• **Extracts from a graphics dataset**:
>> start

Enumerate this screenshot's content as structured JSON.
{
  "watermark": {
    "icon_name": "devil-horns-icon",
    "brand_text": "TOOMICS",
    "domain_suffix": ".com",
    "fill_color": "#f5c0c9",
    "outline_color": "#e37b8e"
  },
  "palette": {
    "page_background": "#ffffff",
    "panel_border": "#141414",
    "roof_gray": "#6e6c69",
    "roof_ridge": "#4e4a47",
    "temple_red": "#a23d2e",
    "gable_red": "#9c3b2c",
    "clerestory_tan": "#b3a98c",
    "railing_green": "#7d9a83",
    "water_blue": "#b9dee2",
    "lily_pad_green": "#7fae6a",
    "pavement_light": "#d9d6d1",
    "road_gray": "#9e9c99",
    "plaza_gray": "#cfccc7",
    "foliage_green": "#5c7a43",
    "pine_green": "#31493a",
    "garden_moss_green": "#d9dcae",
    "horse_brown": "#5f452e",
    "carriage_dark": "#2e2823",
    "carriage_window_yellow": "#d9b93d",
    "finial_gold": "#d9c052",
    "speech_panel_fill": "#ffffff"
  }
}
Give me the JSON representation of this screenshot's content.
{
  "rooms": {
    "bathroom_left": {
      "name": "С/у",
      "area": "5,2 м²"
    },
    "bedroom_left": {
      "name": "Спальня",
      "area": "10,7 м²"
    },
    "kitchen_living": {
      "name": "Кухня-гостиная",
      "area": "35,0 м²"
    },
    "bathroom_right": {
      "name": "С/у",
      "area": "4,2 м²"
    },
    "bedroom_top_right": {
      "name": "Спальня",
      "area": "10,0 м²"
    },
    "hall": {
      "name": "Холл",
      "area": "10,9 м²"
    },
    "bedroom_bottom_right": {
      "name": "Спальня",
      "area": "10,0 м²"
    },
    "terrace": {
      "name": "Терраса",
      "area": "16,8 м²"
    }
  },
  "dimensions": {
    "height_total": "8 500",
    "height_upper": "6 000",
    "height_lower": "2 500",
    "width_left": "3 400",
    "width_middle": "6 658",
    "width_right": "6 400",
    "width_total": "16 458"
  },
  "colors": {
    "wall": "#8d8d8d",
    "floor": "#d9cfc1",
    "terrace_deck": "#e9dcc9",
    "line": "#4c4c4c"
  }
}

>> end
>> start

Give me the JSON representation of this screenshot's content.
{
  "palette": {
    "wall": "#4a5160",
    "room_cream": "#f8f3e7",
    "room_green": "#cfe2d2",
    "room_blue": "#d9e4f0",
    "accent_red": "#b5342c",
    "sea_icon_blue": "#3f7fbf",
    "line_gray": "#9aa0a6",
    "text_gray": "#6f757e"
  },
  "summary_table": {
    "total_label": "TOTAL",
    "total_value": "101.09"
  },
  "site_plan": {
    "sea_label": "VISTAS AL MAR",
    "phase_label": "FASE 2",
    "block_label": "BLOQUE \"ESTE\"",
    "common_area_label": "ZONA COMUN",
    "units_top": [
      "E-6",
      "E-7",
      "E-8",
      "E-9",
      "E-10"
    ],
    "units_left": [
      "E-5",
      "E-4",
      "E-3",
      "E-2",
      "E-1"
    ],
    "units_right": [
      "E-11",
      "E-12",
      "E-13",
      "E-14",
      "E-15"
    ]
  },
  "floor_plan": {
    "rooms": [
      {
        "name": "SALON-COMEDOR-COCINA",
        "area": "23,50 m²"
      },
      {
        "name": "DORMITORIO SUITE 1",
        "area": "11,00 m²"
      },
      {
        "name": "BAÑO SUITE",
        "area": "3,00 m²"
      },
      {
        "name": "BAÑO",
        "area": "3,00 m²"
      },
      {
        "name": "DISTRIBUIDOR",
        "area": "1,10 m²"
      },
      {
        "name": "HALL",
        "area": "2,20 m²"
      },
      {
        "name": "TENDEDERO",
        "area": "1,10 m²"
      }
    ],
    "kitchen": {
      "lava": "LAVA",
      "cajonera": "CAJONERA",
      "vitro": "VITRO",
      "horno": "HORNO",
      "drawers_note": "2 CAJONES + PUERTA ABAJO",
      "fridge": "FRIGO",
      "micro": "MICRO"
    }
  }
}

>> end

• **THE PROBLEM**: Pull out every line of the records that includes the string "ffffff".

• **EXPECTED ANSWER**:
    "page_background": "#ffffff",
    "speech_panel_fill": "#ffffff"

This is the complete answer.